* start DATASET ENTRIES *

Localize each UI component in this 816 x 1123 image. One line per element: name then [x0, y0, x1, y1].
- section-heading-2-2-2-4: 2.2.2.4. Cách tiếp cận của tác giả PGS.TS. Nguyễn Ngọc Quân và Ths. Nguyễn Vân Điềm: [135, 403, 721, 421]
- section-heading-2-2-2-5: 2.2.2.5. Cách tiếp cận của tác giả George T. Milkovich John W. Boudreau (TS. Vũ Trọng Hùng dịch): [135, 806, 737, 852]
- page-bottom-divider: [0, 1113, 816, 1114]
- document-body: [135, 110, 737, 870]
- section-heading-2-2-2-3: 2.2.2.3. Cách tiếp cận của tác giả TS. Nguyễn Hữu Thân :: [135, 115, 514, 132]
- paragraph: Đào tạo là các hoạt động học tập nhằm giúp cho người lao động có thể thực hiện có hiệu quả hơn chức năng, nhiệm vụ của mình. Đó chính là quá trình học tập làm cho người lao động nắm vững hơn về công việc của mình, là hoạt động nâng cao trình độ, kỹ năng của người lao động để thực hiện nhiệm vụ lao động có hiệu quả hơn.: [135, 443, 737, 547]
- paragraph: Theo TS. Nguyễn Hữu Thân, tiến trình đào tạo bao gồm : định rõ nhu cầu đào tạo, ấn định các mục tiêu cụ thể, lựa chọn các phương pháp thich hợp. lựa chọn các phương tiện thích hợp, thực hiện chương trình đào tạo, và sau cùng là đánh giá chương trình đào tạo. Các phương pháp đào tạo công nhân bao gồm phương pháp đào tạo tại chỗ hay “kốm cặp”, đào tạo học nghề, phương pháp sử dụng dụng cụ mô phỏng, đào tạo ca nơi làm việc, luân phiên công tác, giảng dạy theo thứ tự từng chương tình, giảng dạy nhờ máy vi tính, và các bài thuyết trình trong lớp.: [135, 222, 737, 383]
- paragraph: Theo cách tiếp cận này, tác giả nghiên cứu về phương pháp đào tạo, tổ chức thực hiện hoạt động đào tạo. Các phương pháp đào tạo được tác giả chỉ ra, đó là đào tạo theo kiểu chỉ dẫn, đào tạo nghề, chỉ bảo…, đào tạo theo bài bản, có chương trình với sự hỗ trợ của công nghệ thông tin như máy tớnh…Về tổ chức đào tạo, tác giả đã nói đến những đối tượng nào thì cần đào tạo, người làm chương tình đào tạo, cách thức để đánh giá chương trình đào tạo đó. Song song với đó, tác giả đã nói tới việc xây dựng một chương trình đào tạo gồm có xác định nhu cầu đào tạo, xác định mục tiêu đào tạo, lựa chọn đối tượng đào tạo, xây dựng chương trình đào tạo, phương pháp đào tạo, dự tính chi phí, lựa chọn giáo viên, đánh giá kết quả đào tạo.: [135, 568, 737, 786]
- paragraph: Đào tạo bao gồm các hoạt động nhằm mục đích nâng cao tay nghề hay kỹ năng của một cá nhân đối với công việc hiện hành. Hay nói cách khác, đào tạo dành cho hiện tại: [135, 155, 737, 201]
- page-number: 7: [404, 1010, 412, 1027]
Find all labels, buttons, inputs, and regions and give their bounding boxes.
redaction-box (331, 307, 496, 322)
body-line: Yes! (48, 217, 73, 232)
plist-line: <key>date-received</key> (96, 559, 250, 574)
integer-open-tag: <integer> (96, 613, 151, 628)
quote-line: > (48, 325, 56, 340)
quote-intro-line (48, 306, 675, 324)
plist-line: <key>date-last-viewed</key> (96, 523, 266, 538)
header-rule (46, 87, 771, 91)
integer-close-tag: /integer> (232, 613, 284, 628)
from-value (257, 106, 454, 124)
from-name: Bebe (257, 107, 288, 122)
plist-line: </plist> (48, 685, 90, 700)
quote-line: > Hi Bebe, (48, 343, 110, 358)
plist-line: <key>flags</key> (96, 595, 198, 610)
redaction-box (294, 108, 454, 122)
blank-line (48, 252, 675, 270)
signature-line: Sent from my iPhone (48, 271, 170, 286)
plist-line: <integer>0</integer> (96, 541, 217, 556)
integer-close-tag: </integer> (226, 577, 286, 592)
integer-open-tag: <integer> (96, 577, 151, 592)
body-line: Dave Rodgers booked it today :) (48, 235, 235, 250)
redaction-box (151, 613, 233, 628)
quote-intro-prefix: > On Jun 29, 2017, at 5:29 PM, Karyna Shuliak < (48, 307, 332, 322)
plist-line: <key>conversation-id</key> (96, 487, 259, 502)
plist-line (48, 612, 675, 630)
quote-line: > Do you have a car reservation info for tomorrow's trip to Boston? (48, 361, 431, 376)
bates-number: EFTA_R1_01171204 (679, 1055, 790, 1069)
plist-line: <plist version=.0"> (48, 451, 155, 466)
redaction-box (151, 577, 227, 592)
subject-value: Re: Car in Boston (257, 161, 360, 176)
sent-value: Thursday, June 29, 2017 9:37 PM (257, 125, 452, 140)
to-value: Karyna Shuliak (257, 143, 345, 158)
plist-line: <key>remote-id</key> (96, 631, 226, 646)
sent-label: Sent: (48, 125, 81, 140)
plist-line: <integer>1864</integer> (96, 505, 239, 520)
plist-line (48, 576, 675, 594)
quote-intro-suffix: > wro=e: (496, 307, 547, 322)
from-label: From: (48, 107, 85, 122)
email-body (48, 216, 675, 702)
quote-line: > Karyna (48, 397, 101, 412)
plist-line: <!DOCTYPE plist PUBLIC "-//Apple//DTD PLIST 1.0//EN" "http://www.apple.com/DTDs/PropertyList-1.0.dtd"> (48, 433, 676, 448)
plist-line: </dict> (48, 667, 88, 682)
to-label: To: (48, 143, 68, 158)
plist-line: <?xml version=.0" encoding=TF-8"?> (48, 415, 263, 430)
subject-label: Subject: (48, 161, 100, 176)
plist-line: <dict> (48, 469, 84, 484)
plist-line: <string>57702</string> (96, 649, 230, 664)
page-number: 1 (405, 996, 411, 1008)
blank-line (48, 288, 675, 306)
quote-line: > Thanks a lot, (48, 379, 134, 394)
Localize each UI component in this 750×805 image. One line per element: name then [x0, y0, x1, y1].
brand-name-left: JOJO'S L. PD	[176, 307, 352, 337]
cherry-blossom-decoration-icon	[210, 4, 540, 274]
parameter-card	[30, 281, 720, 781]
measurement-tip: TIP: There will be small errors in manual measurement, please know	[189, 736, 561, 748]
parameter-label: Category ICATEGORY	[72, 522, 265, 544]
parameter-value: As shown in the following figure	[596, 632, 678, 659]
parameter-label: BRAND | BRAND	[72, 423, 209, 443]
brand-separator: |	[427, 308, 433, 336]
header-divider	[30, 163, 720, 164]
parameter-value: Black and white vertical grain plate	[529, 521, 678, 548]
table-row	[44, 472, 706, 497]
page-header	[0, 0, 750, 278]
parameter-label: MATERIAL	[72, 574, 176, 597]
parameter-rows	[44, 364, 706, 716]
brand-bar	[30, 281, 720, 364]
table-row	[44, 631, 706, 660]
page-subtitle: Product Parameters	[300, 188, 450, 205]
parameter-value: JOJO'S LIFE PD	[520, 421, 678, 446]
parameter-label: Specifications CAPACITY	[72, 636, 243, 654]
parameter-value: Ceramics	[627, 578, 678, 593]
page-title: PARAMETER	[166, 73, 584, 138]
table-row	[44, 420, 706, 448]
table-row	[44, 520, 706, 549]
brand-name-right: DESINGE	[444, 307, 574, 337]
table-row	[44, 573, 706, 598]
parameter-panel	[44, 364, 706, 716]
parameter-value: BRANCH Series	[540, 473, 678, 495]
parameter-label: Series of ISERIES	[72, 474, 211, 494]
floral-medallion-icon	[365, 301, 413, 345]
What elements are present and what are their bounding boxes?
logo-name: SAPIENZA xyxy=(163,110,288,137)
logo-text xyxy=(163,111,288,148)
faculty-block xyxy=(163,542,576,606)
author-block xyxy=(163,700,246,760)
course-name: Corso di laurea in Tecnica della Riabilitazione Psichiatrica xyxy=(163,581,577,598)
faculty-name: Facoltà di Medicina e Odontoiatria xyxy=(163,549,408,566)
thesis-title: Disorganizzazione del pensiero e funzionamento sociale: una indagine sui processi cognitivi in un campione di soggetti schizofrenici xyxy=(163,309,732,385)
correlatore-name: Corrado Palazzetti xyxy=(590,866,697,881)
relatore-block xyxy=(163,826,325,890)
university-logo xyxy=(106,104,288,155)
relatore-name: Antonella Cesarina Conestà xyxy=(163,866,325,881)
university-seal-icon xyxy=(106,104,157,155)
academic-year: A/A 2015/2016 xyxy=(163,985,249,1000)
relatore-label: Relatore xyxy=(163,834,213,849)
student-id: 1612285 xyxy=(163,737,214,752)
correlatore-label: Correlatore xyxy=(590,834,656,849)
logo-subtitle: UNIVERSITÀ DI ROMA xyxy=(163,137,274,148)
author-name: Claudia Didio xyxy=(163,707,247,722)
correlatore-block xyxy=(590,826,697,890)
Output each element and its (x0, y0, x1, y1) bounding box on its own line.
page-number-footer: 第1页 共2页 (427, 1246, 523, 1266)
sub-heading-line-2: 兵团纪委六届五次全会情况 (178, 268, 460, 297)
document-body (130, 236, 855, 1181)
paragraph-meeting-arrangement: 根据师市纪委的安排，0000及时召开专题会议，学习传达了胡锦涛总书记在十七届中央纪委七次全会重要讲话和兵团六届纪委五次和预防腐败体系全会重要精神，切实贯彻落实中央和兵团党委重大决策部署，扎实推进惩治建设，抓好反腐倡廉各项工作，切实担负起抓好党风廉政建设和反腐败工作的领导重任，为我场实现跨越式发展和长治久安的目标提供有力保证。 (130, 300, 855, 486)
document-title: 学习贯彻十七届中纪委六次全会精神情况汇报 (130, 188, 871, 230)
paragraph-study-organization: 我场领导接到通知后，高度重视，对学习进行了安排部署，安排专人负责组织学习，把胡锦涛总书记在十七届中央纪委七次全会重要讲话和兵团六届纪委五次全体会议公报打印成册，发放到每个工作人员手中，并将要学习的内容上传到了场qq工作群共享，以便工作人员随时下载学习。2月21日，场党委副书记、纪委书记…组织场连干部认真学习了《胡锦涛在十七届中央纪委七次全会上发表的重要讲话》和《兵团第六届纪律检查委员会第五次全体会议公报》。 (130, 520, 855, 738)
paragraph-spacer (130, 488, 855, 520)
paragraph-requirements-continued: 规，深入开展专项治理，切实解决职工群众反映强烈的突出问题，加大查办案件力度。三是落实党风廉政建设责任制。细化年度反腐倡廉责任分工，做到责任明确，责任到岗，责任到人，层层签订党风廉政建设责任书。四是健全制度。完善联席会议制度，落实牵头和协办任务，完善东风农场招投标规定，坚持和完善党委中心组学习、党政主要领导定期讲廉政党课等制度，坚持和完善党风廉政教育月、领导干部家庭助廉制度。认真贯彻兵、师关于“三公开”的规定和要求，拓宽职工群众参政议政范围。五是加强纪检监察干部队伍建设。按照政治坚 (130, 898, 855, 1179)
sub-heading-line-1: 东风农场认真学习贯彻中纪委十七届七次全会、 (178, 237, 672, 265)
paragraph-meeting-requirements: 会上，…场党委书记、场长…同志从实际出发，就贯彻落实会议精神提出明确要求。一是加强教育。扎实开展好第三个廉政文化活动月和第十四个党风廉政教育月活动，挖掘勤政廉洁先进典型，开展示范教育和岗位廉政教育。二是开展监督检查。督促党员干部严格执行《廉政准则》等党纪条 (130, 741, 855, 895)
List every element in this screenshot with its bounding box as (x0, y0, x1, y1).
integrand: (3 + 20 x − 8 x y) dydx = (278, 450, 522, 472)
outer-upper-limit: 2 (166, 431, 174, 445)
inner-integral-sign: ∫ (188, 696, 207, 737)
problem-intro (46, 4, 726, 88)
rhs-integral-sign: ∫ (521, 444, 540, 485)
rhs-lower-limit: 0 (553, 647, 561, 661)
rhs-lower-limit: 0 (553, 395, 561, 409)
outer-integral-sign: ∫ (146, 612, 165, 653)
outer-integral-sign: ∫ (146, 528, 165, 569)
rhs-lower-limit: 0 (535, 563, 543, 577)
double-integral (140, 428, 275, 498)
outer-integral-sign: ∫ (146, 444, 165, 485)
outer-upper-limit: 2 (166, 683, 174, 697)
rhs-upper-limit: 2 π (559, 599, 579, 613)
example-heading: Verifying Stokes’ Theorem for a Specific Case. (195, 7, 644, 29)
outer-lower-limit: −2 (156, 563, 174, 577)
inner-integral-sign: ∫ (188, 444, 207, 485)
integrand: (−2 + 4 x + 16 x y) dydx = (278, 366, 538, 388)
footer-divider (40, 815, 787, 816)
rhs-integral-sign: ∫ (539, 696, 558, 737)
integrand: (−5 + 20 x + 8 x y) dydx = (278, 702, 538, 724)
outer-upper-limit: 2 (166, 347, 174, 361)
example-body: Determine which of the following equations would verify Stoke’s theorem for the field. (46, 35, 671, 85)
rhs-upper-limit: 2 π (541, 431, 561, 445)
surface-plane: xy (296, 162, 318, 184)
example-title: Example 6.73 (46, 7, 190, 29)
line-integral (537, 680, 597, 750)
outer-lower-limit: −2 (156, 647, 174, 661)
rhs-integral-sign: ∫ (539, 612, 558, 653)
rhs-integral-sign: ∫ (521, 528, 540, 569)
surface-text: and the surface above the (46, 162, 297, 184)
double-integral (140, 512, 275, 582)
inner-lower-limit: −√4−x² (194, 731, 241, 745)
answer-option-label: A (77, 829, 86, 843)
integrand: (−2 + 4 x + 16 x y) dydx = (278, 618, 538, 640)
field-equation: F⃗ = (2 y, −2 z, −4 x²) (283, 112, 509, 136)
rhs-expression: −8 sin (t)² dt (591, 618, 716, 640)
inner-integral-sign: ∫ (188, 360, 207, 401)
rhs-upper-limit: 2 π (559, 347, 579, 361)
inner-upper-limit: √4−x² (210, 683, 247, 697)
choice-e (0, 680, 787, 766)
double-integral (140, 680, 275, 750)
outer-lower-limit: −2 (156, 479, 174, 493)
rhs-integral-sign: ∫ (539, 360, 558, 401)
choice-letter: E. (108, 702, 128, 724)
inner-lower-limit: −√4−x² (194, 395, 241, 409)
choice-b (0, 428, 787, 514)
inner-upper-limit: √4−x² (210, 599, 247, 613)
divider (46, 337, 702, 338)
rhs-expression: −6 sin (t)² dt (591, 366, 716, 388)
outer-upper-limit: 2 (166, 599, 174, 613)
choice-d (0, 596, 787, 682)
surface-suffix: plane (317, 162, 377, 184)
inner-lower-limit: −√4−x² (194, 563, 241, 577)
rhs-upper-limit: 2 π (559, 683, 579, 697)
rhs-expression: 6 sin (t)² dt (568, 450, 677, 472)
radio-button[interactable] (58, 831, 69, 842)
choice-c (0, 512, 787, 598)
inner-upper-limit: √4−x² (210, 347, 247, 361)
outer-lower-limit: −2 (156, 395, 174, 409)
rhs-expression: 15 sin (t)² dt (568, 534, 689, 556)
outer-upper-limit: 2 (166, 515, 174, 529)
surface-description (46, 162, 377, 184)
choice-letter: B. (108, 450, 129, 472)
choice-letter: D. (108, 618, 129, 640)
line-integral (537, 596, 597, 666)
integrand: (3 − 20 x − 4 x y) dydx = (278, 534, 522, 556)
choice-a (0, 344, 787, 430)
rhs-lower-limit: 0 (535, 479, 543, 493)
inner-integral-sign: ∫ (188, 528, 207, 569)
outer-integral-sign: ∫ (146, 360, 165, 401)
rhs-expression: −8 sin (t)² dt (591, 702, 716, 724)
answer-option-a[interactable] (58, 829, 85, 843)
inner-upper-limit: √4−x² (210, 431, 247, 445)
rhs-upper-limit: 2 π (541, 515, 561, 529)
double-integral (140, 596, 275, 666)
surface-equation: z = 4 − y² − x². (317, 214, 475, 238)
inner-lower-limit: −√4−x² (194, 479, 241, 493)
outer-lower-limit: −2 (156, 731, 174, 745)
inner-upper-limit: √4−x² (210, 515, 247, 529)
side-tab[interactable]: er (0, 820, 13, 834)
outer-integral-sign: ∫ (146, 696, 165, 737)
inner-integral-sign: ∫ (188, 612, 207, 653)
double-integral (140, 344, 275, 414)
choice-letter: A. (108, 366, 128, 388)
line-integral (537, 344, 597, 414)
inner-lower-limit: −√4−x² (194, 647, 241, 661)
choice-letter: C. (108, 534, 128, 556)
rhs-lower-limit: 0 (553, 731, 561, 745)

* end DATASET ENTRIES *

Please write out the material word for word, starting with its first line and going on through the line that contains "- section-heading-2-2-2-3: 2.2.2.3.". Include that line, and stop there.

▶ **WRITTEN RESPONSE**
Localize each UI component in this 816 x 1123 image. One line per element: name then [x0, y0, x1, y1].
- section-heading-2-2-2-4: 2.2.2.4. Cách tiếp cận của tác giả PGS.TS. Nguyễn Ngọc Quân và Ths. Nguyễn Vân Điềm: [135, 403, 721, 421]
- section-heading-2-2-2-5: 2.2.2.5. Cách tiếp cận của tác giả George T. Milkovich John W. Boudreau (TS. Vũ Trọng Hùng dịch): [135, 806, 737, 852]
- page-bottom-divider: [0, 1113, 816, 1114]
- document-body: [135, 110, 737, 870]
- section-heading-2-2-2-3: 2.2.2.3. Cách tiếp cận của tác giả TS. Nguyễn Hữu Thân :: [135, 115, 514, 132]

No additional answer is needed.